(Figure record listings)
────────────────────

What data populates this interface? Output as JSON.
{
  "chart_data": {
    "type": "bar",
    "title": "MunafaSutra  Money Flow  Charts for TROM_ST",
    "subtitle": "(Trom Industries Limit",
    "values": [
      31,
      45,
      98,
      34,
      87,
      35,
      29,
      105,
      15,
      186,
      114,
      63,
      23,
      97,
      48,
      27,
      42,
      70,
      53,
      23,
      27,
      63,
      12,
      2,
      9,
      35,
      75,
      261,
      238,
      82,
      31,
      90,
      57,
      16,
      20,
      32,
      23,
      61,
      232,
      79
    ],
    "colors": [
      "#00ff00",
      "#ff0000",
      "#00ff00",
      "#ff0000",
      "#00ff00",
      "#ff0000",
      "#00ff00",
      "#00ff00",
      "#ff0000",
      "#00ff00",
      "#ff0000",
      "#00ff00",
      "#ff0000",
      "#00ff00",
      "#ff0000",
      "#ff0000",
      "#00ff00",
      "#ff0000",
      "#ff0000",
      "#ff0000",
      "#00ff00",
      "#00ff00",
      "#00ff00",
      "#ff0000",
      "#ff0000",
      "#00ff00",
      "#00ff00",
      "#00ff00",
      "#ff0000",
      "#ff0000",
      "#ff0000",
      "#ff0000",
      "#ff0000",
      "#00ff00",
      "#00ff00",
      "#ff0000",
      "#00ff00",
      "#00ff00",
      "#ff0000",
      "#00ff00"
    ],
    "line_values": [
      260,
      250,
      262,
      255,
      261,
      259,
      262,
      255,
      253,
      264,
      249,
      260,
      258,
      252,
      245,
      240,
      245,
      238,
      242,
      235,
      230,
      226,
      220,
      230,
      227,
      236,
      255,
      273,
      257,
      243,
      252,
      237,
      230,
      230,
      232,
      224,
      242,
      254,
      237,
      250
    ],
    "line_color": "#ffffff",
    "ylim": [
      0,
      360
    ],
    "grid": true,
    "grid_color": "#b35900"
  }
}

────────────────────

- What the task asks -
Extract each line of the material exactly as it stands.

- Solution for this problem -
What data populates this interface? Output as JSON.
{
  "chart_data": {
    "type": "bar",
    "title": "MunafaSutra  Money Flow  Charts for TROM_ST",
    "subtitle": "(Trom Industries Limit",
    "values": [
      31,
      45,
      98,
      34,
      87,
      35,
      29,
      105,
      15,
      186,
      114,
      63,
      23,
      97,
      48,
      27,
      42,
      70,
      53,
      23,
      27,
      63,
      12,
      2,
      9,
      35,
      75,
      261,
      238,
      82,
      31,
      90,
      57,
      16,
      20,
      32,
      23,
      61,
      232,
      79
    ],
    "colors": [
      "#00ff00",
      "#ff0000",
      "#00ff00",
      "#ff0000",
      "#00ff00",
      "#ff0000",
      "#00ff00",
      "#00ff00",
      "#ff0000",
      "#00ff00",
      "#ff0000",
      "#00ff00",
      "#ff0000",
      "#00ff00",
      "#ff0000",
      "#ff0000",
      "#00ff00",
      "#ff0000",
      "#ff0000",
      "#ff0000",
      "#00ff00",
      "#00ff00",
      "#00ff00",
      "#ff0000",
      "#ff0000",
      "#00ff00",
      "#00ff00",
      "#00ff00",
      "#ff0000",
      "#ff0000",
      "#ff0000",
      "#ff0000",
      "#ff0000",
      "#00ff00",
      "#00ff00",
      "#ff0000",
      "#00ff00",
      "#00ff00",
      "#ff0000",
      "#00ff00"
    ],
    "line_values": [
      260,
      250,
      262,
      255,
      261,
      259,
      262,
      255,
      253,
      264,
      249,
      260,
      258,
      252,
      245,
      240,
      245,
      238,
      242,
      235,
      230,
      226,
      220,
      230,
      227,
      236,
      255,
      273,
      257,
      243,
      252,
      237,
      230,
      230,
      232,
      224,
      242,
      254,
      237,
      250
    ],
    "line_color": "#ffffff",
    "ylim": [
      0,
      360
    ],
    "grid": true,
    "grid_color": "#b35900"
  }
}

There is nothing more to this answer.